--- START OF INFORMATION PROVIDED ---
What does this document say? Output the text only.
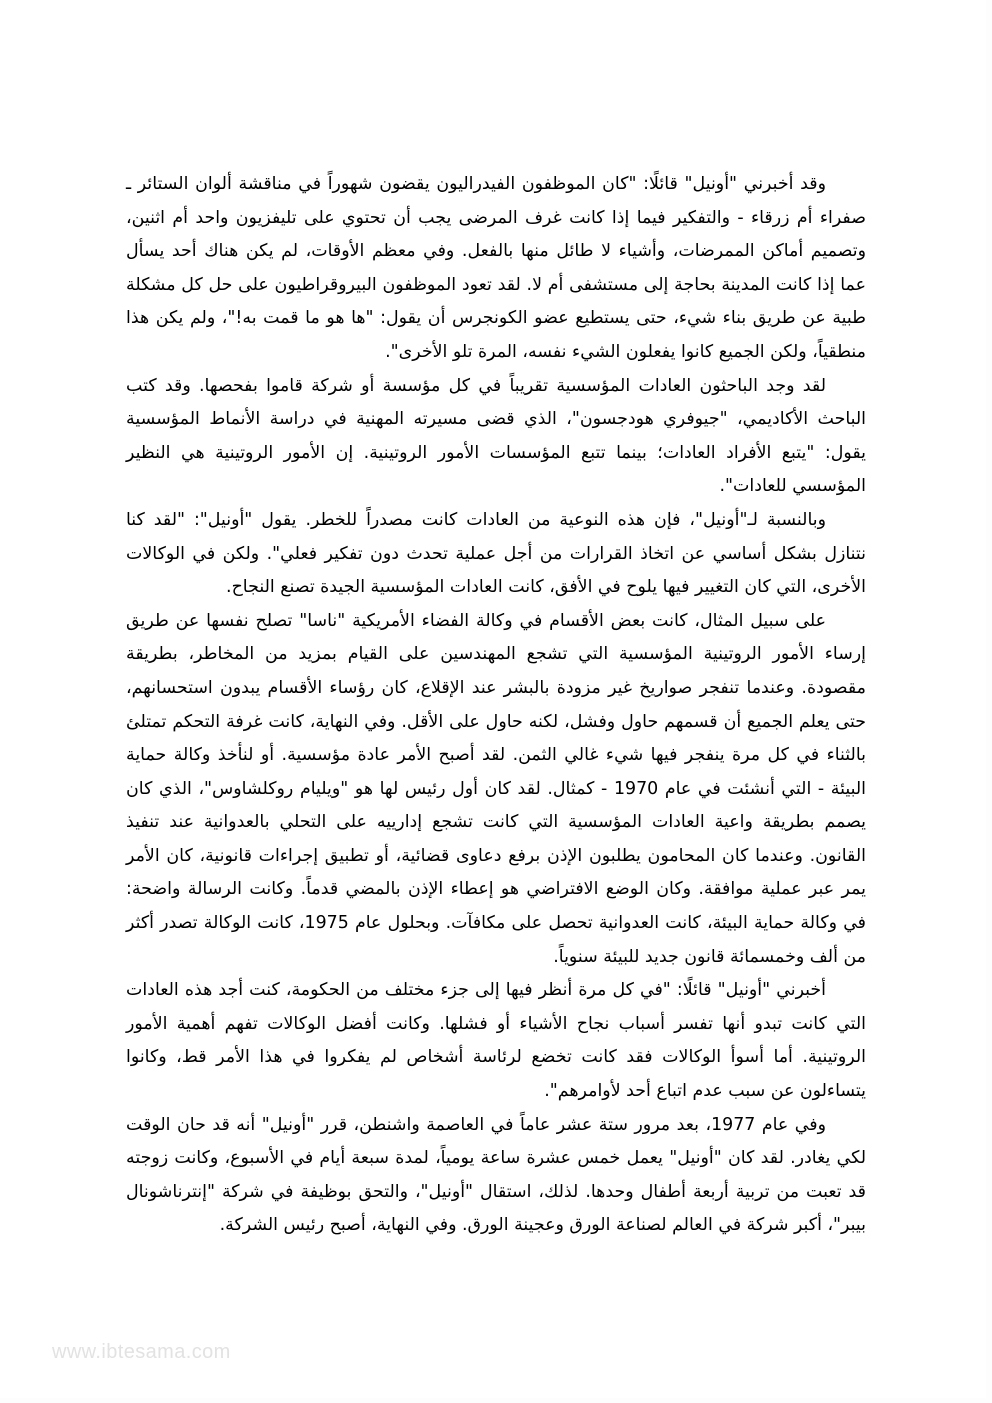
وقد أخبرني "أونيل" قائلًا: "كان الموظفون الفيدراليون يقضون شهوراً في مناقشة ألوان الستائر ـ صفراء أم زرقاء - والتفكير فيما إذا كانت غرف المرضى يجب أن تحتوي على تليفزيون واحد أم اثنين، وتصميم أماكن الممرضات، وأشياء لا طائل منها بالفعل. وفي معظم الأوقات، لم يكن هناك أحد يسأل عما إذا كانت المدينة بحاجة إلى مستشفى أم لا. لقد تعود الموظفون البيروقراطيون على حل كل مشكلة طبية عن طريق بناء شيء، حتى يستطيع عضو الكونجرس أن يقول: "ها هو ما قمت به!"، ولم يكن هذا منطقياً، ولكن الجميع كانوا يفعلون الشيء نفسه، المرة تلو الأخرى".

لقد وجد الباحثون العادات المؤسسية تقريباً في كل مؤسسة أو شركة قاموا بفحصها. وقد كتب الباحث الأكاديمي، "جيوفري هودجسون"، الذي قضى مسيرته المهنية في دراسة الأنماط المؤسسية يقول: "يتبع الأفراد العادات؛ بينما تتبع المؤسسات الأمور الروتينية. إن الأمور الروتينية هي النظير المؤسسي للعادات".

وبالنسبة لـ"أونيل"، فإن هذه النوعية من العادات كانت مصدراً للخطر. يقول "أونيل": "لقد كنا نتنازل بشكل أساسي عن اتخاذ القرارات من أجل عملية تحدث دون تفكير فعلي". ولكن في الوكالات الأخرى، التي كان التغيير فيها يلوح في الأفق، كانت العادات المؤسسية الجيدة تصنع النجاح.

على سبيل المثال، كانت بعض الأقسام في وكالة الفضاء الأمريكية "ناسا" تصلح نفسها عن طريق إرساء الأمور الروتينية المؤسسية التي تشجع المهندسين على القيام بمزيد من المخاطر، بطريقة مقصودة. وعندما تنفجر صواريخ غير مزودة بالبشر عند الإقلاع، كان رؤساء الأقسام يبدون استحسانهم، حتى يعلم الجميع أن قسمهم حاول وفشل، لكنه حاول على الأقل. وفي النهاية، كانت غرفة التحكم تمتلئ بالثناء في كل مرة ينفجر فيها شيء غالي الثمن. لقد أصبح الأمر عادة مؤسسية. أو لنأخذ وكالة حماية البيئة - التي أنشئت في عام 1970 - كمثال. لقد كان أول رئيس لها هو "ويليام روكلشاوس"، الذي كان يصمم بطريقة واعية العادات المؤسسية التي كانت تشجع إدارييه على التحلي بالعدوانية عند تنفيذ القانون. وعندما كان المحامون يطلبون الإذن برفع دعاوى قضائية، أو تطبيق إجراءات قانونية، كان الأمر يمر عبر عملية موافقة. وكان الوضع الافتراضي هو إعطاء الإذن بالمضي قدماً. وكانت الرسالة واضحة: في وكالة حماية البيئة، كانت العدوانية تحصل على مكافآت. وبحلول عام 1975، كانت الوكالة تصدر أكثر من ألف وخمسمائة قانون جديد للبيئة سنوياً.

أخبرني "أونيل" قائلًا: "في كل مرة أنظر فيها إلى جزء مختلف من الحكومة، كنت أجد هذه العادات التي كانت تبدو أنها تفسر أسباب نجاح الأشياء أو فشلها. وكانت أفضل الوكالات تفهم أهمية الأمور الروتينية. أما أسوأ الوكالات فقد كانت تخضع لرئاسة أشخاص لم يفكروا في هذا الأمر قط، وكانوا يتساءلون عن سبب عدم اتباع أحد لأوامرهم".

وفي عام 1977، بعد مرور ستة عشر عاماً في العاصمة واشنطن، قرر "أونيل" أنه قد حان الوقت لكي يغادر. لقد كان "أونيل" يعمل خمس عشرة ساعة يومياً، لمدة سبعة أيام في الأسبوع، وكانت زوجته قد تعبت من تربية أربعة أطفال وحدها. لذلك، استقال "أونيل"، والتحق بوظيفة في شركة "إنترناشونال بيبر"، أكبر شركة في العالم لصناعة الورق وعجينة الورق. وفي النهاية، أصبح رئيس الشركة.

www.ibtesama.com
--- END OF INFORMATION PROVIDED ---
--- START OF INFORMATION PROVIDED ---
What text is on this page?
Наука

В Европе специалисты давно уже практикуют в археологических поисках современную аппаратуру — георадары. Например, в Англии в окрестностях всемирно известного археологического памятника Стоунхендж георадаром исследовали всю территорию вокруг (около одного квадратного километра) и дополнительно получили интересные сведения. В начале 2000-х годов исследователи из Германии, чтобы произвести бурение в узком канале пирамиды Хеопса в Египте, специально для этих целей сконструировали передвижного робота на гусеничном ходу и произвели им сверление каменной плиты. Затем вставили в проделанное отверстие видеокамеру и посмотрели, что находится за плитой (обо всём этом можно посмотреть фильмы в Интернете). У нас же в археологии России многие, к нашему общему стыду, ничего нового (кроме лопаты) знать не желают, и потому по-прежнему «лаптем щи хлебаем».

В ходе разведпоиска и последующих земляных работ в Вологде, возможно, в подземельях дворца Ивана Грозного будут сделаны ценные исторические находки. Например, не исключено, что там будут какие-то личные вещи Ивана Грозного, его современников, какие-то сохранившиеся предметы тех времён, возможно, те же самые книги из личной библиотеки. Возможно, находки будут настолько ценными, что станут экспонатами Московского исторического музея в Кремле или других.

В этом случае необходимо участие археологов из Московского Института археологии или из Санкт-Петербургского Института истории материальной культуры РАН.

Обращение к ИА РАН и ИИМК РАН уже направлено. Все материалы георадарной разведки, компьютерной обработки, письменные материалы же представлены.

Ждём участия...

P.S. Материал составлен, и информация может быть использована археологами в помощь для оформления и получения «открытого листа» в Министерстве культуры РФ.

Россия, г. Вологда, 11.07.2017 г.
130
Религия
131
--- END OF INFORMATION PROVIDED ---
## [INSTRUCTIONS TO FOLLOW]
Copy all the lines above that hold the string "культуры".

## [REPLY TO THE TASK]
В этом случае необходимо участие археологов из Московского Института археологии или из Санкт-Петербургского Института истории материальной культуры РАН.
P.S. Материал составлен, и информация может быть использована археологами в помощь для оформления и получения «открытого листа» в Министерстве культуры РФ.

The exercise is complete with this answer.